BEGIN RECORDS FOR THE TASK

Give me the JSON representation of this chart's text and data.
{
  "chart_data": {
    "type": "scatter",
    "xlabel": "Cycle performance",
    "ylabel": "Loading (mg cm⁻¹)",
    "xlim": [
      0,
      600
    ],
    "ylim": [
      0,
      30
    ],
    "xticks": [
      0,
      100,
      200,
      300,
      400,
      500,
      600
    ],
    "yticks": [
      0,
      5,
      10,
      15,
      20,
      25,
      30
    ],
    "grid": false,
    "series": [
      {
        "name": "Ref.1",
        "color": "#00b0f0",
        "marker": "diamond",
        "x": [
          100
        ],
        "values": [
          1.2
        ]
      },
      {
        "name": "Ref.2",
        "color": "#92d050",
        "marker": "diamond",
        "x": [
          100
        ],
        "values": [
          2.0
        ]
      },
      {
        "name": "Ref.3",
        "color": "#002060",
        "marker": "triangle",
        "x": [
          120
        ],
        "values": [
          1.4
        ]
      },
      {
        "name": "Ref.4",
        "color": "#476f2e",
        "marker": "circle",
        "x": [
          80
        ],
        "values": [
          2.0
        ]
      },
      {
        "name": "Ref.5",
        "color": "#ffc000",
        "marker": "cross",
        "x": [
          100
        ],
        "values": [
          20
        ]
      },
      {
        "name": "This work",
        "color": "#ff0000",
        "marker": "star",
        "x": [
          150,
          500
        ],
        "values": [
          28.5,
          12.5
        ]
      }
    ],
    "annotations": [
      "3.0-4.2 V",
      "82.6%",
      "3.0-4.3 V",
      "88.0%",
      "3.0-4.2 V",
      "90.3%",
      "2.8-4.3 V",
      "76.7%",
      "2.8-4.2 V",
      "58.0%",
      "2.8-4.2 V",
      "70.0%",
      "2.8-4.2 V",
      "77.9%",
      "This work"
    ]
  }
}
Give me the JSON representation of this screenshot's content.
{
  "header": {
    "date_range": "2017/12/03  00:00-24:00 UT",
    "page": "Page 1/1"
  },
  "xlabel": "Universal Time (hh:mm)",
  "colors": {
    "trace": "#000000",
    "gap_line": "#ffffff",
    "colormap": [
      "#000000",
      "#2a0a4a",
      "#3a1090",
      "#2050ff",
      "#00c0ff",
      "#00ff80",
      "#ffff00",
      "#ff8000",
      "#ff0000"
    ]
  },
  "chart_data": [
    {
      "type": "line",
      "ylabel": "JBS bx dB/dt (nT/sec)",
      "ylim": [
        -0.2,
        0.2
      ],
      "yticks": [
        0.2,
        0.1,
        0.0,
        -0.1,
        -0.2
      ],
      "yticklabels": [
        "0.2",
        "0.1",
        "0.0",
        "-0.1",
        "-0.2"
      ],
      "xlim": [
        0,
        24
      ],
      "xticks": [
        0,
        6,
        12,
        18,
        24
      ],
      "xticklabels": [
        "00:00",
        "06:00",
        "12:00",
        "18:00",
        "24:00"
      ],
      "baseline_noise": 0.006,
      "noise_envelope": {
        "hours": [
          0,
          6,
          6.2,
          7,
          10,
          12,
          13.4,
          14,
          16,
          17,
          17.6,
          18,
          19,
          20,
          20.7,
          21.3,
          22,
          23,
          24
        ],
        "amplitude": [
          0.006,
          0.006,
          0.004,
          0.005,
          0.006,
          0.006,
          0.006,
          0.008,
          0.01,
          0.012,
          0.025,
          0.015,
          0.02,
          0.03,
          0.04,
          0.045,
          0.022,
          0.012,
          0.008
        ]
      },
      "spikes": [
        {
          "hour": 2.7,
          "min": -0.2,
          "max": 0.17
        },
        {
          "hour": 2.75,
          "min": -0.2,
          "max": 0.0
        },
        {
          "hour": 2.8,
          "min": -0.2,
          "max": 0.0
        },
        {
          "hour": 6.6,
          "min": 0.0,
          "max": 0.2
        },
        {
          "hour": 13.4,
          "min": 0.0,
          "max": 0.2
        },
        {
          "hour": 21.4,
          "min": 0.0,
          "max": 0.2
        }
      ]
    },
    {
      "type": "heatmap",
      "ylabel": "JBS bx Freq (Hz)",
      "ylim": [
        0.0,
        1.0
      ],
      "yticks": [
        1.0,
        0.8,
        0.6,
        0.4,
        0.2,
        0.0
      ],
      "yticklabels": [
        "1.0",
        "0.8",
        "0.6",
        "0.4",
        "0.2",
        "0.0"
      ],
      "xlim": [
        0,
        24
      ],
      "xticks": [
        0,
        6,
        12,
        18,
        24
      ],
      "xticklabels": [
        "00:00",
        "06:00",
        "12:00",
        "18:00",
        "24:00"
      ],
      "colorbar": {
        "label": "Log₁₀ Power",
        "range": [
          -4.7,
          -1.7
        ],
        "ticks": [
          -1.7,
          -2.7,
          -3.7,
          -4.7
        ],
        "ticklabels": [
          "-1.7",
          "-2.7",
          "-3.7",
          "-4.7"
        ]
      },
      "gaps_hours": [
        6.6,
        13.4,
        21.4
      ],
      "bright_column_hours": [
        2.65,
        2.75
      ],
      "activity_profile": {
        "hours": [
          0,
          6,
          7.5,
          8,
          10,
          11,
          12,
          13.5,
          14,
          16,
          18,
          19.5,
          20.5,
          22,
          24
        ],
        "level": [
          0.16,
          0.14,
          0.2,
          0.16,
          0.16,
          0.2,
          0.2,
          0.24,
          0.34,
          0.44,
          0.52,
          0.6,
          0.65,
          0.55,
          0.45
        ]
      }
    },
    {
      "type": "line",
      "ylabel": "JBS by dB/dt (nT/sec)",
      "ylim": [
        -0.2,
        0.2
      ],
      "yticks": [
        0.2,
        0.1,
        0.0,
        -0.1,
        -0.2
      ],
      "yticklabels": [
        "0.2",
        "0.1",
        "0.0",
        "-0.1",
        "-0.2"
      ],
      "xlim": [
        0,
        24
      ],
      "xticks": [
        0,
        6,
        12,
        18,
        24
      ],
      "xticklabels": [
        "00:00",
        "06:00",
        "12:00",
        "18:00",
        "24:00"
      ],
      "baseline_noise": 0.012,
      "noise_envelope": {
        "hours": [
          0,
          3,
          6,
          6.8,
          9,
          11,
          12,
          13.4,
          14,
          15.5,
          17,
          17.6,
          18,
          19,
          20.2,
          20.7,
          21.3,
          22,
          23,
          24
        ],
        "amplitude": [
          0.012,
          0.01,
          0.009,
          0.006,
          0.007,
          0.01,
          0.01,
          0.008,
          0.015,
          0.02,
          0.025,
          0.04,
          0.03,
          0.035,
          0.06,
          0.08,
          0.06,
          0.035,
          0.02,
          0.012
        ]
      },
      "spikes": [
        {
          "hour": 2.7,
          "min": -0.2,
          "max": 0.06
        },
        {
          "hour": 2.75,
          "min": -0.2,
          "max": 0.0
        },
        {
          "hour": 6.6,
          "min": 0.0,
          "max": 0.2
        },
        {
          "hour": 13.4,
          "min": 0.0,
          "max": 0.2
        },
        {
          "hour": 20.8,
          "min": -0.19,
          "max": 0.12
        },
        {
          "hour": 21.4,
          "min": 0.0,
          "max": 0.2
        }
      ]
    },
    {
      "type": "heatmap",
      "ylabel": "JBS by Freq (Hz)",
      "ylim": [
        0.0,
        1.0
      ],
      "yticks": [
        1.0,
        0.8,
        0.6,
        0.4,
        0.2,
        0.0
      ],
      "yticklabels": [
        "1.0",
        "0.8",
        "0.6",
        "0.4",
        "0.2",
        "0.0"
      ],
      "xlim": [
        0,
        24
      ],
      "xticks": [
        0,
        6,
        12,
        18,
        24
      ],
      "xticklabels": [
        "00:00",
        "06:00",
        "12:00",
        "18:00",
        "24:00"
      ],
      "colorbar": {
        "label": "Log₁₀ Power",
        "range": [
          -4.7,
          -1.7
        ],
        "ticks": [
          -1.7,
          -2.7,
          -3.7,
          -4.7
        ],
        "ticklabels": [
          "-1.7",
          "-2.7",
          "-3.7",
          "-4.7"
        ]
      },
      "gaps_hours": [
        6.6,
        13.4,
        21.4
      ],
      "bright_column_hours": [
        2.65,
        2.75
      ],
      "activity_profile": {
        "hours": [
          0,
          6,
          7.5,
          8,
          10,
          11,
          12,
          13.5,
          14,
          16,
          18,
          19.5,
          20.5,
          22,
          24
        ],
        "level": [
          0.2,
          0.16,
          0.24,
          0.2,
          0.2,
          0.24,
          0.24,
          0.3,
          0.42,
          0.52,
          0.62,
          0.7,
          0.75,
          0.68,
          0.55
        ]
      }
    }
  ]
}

END RECORDS FOR THE TASK

_WHAT THE EXERCISE ASKS_
Reproduce every line of the listing above in which the string "name" appears.

_EXERCISE SOLUTION_
        "name": "Ref.1",
        "name": "Ref.2",
        "name": "Ref.3",
        "name": "Ref.4",
        "name": "Ref.5",
        "name": "This work",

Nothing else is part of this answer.